WORK REQUEST 1: In the Text2SQL extract, reproduce the passage from "Text2SQL - Natural" up to and including "accuracy and understanding.", switching "teachables" to "lessons" each time it occurs.
WORK REQUEST 2: Name every function that the import statement in the Text2SQL extract brings in from '@deepagents/text2sql/instructions'.

Text2SQL - Natural Language to SQL

Text2SQL can be taught domain-specific knowledge through teachables - structured knowledge items that improve query accuracy and understanding.

Two Ways to Teach

1. Manual Teaching with instruct()

Add teachables directly in code:

import { example, hint, term } from '@deepagents/text2sql/instructions';

text2sql.instruct(
  term('NPL', 'non-performing loan - loan past due 90+ days'),
  hint('Always exclude test accounts with email ending in @test.com'),
  example({
    question: 'show me top customers',
    answer: 'SELECT * FROM customers ORDER BY lifetime_value DESC LIMIT 10',
  }),
);

2. Automatic Teaching with teach()

Let the AI analyze your database and generate teachables automatically. The teachables author agent examines your schema and creates relevant, high-impact teachables:

const result = await text2sql.teach(
  'Our database tracks e-commerce orders. Active customers are those who ordered in the last 90 days.',
);

console.log(result.teachables); // Auto-generated teachables (3-10 items)

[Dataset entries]
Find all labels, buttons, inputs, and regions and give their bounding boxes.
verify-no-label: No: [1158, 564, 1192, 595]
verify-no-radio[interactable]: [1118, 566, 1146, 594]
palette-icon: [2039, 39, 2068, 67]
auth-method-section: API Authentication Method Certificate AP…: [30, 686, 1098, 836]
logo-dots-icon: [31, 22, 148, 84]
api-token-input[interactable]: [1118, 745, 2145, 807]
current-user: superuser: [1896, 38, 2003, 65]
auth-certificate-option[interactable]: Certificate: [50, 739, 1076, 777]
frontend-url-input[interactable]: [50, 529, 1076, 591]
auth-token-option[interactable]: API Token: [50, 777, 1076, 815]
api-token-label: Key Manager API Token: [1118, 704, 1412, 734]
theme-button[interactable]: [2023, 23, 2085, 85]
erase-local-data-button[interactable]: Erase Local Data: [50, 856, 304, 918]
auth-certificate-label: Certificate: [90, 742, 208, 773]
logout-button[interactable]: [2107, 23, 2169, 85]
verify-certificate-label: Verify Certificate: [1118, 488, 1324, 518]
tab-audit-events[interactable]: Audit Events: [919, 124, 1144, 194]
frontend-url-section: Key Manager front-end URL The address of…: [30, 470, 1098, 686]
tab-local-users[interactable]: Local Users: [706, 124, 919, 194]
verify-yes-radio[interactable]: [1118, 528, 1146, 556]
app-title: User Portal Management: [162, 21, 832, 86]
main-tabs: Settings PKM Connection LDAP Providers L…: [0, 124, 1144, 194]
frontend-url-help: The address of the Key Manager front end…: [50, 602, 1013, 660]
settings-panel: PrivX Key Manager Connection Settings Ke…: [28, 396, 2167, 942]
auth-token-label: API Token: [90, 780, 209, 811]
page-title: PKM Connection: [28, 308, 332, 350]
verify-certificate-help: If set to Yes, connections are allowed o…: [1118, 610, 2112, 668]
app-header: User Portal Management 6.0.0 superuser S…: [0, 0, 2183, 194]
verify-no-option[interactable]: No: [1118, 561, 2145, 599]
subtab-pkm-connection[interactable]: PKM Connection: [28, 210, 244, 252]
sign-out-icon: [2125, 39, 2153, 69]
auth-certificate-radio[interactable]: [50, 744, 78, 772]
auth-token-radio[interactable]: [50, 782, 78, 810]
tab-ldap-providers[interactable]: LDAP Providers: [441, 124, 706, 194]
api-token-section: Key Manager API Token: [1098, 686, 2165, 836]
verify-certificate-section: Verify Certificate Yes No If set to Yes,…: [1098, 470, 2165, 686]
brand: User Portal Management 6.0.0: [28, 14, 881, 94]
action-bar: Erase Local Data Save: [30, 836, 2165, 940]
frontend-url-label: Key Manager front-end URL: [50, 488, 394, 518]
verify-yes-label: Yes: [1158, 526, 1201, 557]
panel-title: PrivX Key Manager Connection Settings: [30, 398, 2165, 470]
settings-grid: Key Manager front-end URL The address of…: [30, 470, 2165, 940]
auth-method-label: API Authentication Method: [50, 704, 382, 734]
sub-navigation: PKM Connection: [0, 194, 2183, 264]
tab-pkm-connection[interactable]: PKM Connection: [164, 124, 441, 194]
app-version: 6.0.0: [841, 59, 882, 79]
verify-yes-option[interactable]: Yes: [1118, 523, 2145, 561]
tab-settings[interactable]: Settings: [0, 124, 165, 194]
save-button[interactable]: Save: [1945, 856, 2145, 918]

SOLUTION 1:
Text2SQL - Natural Language to SQL

Text2SQL can be taught domain-specific knowledge through lessons - structured knowledge items that improve query accuracy and understanding.

SOLUTION 2: example, hint, term